▶ **Problem requirements**: Among the records below, find each line containing the word "protein" and copy it.

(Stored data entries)
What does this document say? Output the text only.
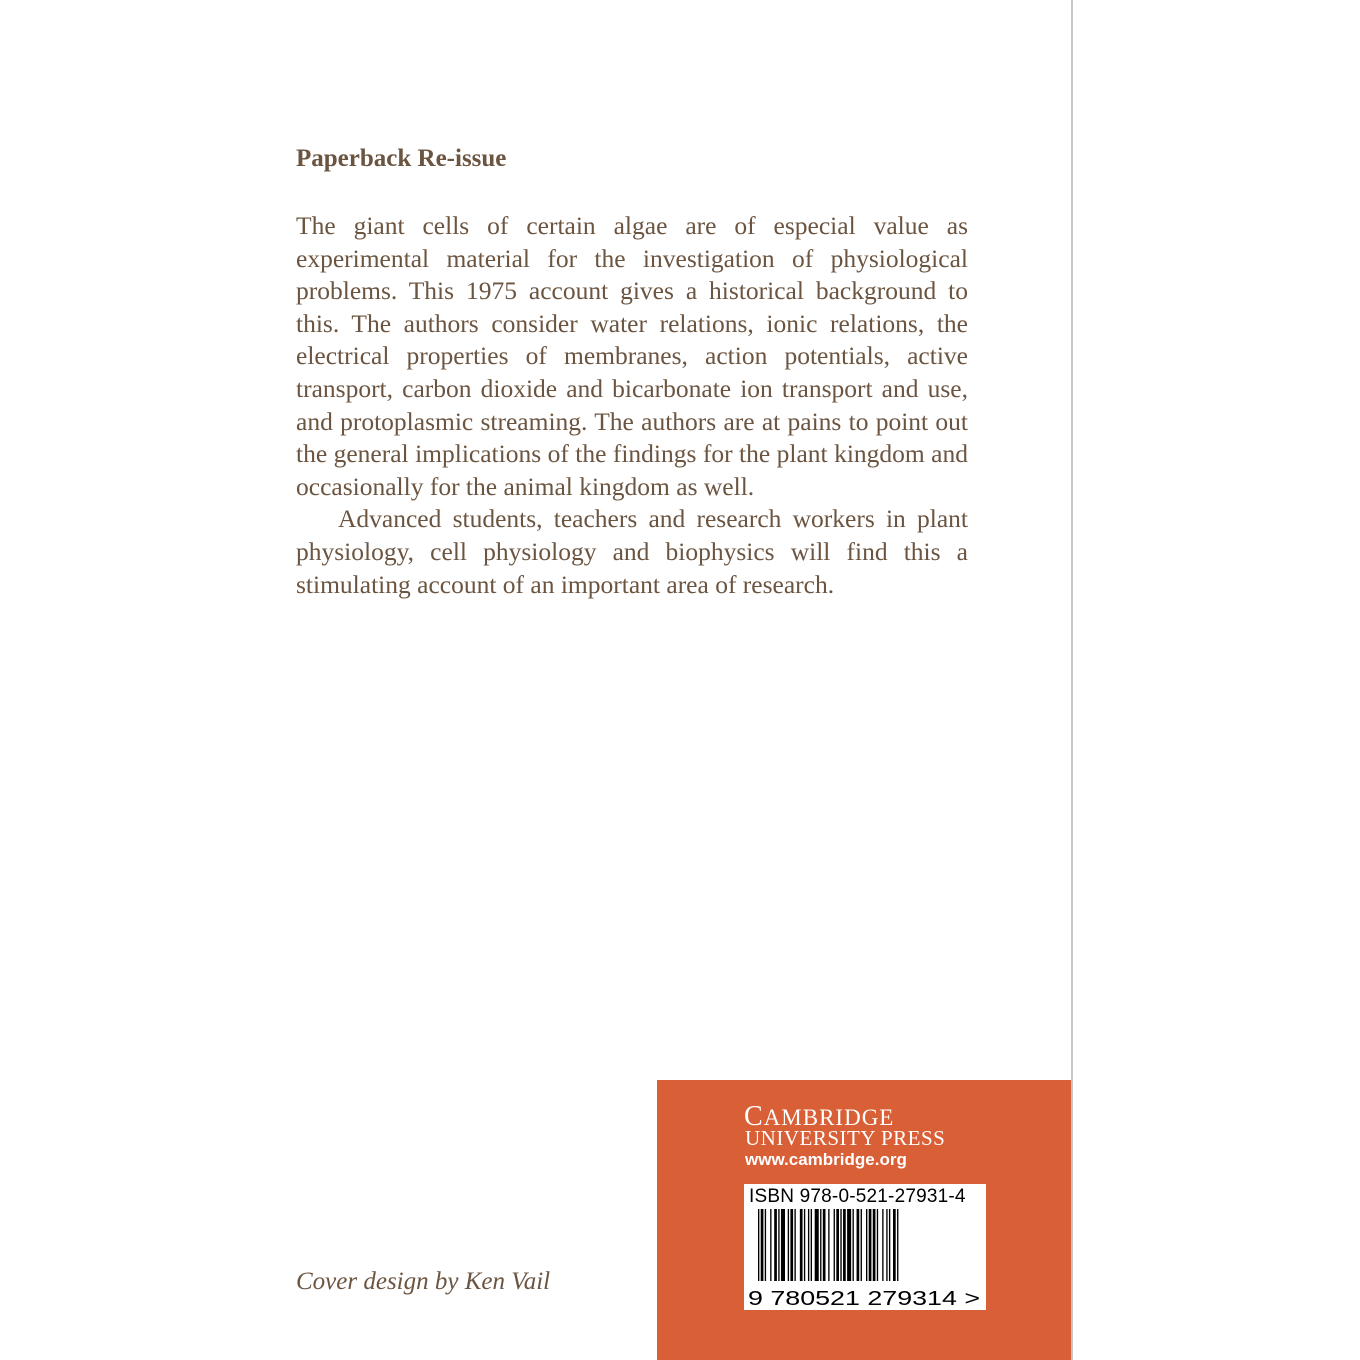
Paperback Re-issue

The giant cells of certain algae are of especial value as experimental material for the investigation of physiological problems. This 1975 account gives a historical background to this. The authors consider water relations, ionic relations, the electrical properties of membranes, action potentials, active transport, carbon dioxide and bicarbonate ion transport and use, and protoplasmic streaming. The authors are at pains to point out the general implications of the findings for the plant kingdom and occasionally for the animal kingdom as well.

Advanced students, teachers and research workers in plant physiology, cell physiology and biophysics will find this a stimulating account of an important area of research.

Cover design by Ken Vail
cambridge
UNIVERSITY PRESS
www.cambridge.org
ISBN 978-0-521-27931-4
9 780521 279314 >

...

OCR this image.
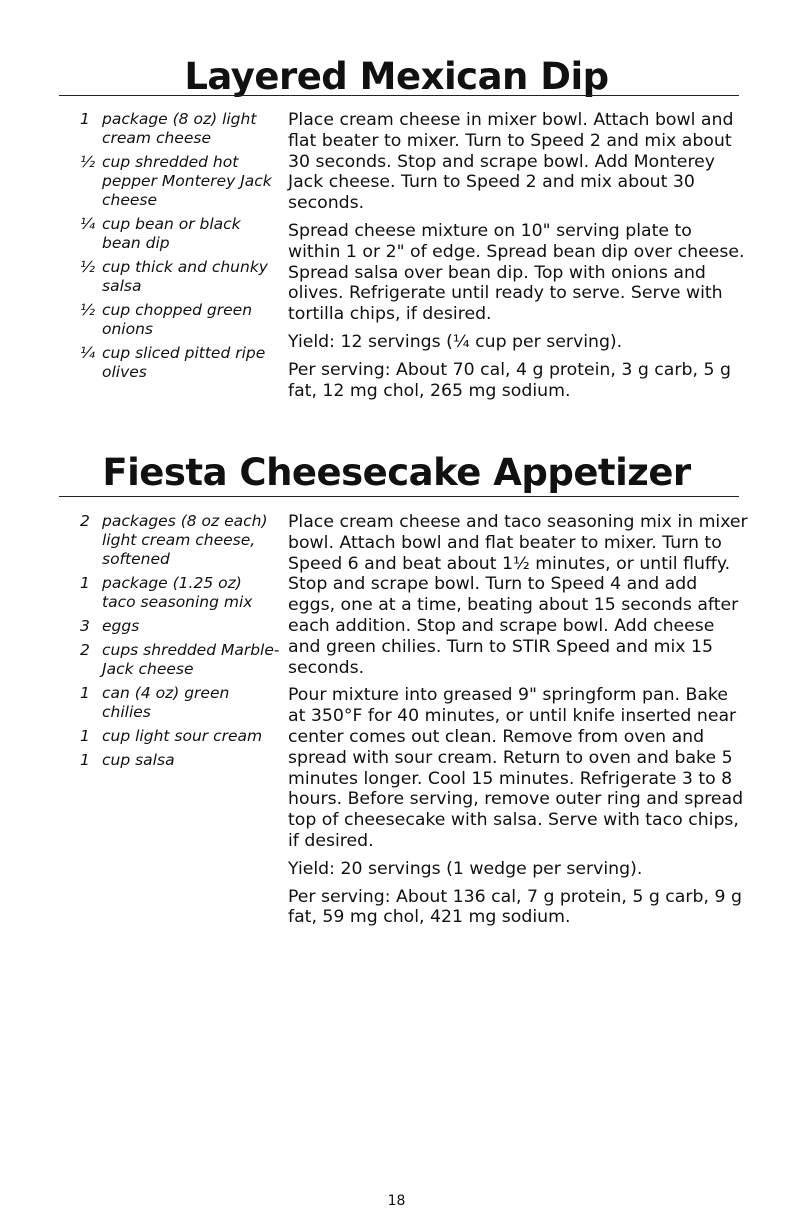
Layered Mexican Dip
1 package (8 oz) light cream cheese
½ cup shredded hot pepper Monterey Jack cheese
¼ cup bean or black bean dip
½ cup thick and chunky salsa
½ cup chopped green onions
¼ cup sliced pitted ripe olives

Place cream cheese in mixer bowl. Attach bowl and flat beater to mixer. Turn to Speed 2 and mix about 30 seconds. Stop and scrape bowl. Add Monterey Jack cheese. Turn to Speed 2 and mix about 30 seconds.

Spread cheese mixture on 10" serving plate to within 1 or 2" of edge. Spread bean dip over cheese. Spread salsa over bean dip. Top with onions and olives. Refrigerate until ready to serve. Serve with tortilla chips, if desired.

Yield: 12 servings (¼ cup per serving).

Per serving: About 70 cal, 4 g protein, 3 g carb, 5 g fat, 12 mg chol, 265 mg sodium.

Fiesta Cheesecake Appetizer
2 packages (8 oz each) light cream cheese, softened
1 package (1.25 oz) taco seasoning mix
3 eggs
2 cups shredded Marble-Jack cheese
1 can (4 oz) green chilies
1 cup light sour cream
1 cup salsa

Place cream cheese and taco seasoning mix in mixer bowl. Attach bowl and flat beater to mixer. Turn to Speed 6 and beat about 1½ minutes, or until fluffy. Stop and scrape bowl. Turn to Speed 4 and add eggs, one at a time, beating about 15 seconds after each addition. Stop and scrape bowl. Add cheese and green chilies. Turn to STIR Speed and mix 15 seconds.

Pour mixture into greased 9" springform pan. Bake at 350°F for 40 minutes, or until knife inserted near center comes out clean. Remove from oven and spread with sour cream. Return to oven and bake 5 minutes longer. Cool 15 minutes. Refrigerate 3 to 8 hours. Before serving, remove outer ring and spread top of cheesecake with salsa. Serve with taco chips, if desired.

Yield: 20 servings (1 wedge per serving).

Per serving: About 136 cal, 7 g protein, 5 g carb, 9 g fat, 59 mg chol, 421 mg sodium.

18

▶ **Solution to the problem**:
Per serving: About 70 cal, 4 g protein, 3 g carb, 5 g fat, 12 mg chol, 265 mg sodium.
Per serving: About 136 cal, 7 g protein, 5 g carb, 9 g fat, 59 mg chol, 421 mg sodium.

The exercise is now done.